═════ SUPPLIED MATERIAL

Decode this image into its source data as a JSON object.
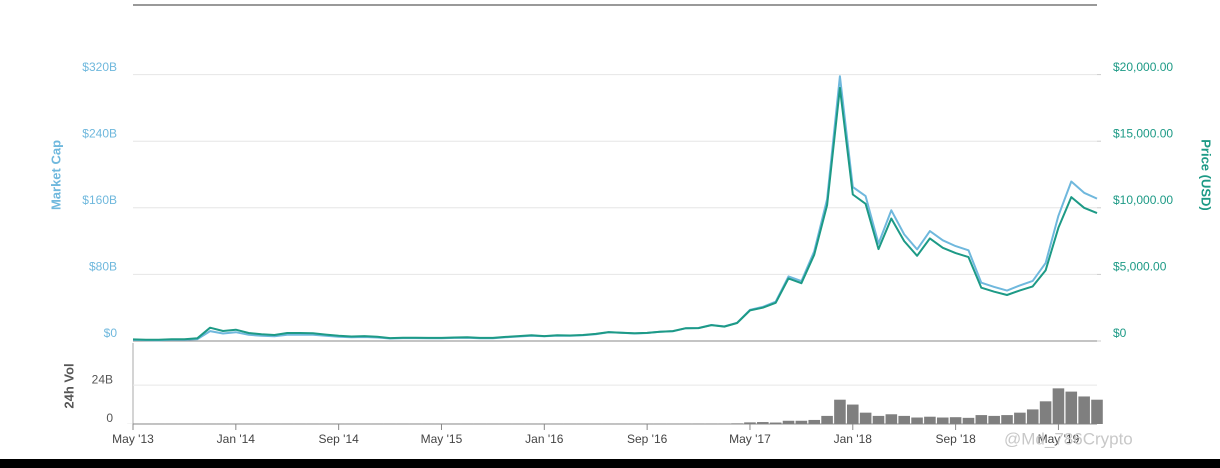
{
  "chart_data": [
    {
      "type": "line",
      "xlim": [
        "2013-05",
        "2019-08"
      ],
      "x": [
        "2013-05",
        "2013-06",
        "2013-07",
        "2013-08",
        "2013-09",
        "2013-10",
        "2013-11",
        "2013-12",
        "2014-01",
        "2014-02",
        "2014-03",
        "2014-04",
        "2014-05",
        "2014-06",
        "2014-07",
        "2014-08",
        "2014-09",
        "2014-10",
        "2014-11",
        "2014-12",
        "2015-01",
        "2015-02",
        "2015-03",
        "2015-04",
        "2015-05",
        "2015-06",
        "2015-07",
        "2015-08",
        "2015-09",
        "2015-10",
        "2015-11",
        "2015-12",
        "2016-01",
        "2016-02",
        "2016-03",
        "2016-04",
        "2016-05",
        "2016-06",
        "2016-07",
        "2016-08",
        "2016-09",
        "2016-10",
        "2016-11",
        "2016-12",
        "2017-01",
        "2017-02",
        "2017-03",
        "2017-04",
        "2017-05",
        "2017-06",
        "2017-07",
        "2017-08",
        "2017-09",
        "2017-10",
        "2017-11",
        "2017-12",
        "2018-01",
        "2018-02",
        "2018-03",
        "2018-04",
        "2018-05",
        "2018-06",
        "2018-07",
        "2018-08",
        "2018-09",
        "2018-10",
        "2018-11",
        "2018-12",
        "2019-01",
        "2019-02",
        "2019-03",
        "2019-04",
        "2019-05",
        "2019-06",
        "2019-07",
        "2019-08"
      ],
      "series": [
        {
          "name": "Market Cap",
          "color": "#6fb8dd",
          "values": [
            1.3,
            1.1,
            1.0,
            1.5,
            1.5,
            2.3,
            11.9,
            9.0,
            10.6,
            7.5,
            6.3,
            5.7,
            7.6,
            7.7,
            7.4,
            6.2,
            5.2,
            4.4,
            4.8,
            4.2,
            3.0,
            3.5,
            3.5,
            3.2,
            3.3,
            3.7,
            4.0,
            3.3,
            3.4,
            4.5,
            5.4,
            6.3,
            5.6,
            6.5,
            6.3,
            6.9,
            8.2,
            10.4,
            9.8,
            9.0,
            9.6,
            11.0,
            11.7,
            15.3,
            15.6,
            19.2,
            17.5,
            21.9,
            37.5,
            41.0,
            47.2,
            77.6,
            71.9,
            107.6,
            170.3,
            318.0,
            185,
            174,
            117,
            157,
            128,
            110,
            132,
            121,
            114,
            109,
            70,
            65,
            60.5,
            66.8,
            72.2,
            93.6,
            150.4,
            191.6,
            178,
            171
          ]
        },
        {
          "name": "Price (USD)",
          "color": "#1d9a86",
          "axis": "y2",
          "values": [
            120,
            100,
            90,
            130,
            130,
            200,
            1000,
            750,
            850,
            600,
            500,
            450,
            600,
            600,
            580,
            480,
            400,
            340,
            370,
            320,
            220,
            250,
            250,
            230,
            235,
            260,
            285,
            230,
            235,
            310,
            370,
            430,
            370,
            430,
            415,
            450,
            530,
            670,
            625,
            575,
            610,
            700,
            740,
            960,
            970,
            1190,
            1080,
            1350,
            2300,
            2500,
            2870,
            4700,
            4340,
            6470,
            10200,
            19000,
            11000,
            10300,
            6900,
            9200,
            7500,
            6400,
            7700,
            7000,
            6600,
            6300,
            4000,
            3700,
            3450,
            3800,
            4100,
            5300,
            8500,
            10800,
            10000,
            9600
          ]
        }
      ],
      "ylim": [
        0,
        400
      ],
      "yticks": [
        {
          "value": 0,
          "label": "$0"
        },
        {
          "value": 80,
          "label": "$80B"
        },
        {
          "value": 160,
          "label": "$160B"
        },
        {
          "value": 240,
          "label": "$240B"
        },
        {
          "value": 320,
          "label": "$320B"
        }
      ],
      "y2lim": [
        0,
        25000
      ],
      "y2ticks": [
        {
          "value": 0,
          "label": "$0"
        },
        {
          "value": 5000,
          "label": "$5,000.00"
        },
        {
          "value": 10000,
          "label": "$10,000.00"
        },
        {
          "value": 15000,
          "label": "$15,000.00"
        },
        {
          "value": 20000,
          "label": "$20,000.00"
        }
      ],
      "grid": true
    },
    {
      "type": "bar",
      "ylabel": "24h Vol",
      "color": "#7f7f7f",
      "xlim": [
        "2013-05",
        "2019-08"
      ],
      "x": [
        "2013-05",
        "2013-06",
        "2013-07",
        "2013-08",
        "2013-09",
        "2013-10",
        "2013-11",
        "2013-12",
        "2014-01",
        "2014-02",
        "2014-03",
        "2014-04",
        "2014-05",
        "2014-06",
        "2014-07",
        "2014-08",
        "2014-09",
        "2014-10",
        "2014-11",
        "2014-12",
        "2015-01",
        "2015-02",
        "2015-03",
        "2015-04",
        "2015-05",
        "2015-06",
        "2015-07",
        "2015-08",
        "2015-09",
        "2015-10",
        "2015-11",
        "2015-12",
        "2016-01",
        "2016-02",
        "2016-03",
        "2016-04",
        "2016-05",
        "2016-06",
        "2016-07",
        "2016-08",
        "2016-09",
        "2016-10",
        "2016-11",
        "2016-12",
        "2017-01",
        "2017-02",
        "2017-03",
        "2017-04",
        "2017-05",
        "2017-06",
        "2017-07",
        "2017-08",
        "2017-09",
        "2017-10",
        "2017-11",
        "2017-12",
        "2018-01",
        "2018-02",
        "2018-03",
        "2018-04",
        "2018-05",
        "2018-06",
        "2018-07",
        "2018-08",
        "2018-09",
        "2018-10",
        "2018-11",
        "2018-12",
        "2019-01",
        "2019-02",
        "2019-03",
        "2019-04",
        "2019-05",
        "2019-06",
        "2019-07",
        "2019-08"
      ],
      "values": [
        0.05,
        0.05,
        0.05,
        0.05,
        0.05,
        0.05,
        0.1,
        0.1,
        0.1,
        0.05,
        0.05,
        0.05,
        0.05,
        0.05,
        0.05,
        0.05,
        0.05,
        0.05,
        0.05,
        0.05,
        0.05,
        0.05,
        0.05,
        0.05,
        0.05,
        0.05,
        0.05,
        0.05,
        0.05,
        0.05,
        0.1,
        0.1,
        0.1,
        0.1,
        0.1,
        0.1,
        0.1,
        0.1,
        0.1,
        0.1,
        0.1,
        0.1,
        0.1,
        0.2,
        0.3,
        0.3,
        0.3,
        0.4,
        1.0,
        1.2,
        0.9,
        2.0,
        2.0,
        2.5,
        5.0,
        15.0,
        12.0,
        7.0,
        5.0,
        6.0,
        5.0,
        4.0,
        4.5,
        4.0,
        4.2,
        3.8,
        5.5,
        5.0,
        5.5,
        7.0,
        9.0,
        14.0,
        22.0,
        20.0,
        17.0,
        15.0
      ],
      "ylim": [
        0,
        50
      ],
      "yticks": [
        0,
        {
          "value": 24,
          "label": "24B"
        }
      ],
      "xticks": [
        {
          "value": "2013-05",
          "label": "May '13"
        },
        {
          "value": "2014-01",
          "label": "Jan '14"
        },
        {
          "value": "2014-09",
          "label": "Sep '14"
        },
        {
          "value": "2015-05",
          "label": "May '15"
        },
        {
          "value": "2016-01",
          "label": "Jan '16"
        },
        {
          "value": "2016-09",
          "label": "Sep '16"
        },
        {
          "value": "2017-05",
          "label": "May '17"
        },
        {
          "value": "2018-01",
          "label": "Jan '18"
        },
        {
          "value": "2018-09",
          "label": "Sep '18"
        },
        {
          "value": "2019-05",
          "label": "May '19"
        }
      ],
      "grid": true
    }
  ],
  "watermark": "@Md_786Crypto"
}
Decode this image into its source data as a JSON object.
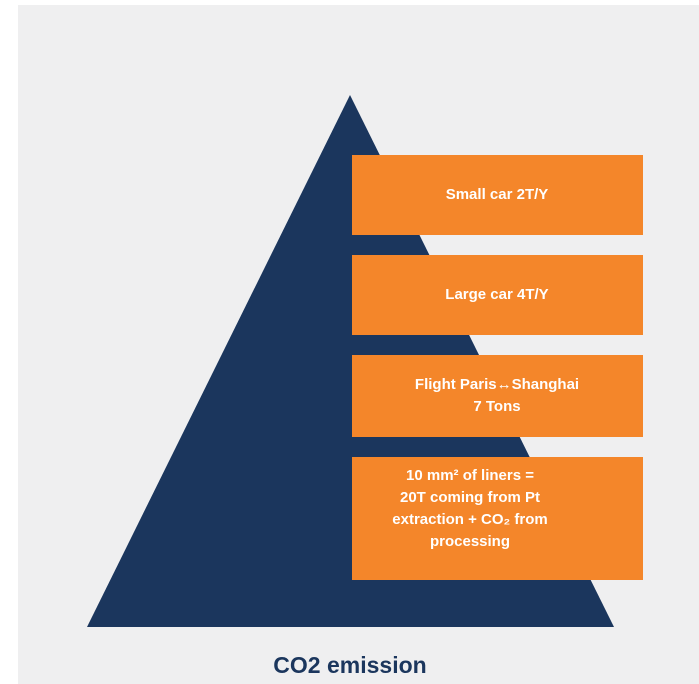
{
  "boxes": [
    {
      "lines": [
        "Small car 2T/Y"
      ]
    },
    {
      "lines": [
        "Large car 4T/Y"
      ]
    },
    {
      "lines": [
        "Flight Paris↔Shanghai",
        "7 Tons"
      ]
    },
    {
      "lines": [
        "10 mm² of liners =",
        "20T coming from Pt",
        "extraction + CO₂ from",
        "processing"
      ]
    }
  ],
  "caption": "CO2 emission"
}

══════════

**CHALLENGE:** Show every line from the listing above in which the string "color" appears.

**ANSWER TO THE EXERCISE:**
          "color": "#6fb8dd",
          "color": "#1d9a86",
      "color": "#7f7f7f",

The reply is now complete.